_CONSIGNE_
Rédigez la suite du texte sur la parentalité positive, en commençant juste après sa dernière phrase.

_EXTRAIT FOURNI_

++++++++++

La parentalité positive, de la théorie à la pratique
Lors du salon Primevère de Lyon en 2020, j’ai eu la chance d’assister à la conférence de Gwendoline Vessot, autrice de 200 moments de parentalité positive… (ou pas) ! (éditions L’Instant Présent). Elle y a présenté les enjeux de la théorie en parentalité positive, ainsi que des outils utile. Je vous propose un résumé de cette conférence dense et pleine d’humour (la marque de fabrique de Gwendoline qu’on retrouve également dans son livre !)
La parentalité positive en théorie : ce n’est pas la caricature qu’on en fait parfois
Gwendoline Vessot travaille dans les ressources humaines et a commencé à s’intéresser à la parentalité positive quand des questions liées à sa pratique professionnelle et à l’éducation de ses enfants se sont croisées. Dans le cadre de ses fonctions en ressources humaines, elle a été confrontée aux causes et aux conséquences des problèmes interpersonnels : des gens en perte de sens, des adultes incapables de faire preuve de responsabilité individuelle, des personnes qui mettent de côté leur sens éthique pour obéir à des ordres immoraux, des salariés en burn-out à force de ne pas écouter leurs limites, des conflits qui n’arrivent pas à être traités sans violence. Qu’est-ce qui fait qu’on en arrive à ces situations à l’âge adulte ? Cela s’explique par ce qu’on a appris (ou pas appris) dans l’enfance.
Gwendoline Vessot a alors cherché dans quelle mesure il est possible d’élever des enfants avec un sens éthique bien ancré, une capacité à écouter leurs propres limites, avec une capacité à prendre en compte les autres sans s’écraser ni s’imposer. La parentalité positive lui semblait une approche séduisante pour cheminer en ce sens mais cette approche lui faisait peur en même temps. Elle craignait d’élever des “charmantes crapules” égoïstes ignorant les besoins des autres. Par ailleurs, elle ne voulait pas d’injonctions au sacrifice maternel et encore moins de culpabilisation des parents qui ne feraient jamais assez bien.

++++++++++

_BLOC DE DONNÉES_
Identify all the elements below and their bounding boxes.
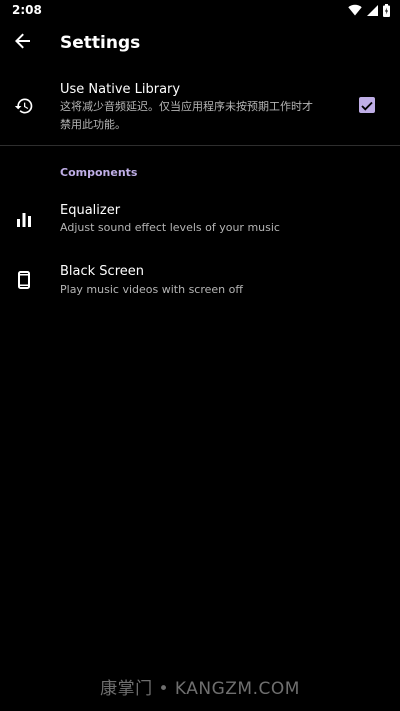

++++++++++

_RÉPONSE ATTENDUE_
En creusant le sujet et en variant ses lectures, elle s’est rendue compte que la parentalité positive est avant tout un modèle de relations équilibrées qui propose des ressources multiples pour concilier les besoins des enfants ET des parents. Ce n’est pas l’un ou l’autre mais bien l’un et l’autre. La parentalité positive prend soin des petits comme des grands. Gwendoline Vessot explique qu’elle s’est réconciliée avec la parentalité positive quand elle a compris que les ressources ne sont que proposées, non pas imposées, et que la parentalité positive consiste en un éventail de courants dont on peut adopter certains aspects et pas d’autres.
La parentalité positive à l’épreuve du quotidien : on est tous d’excellents parents avant d’avoir des enfants !
Tous les enfants font des crises pour des raisons qui paraissent futiles aux adultes, tous les enfants rechignent à se brosser les dents, tous les enfants réclament avec insistance des bonbons ou des gâteaux au supermarché. Et tous les parents rencontrent des difficultés dans la manière de faire face à ces situations. Au quotidien, le moindre petit truc a un potentiel d’explosion (un plat trop chaud ou trop froid, un verre pas de la bonne couleur, un partage non équitable du nombre de frites dans l’assiette…).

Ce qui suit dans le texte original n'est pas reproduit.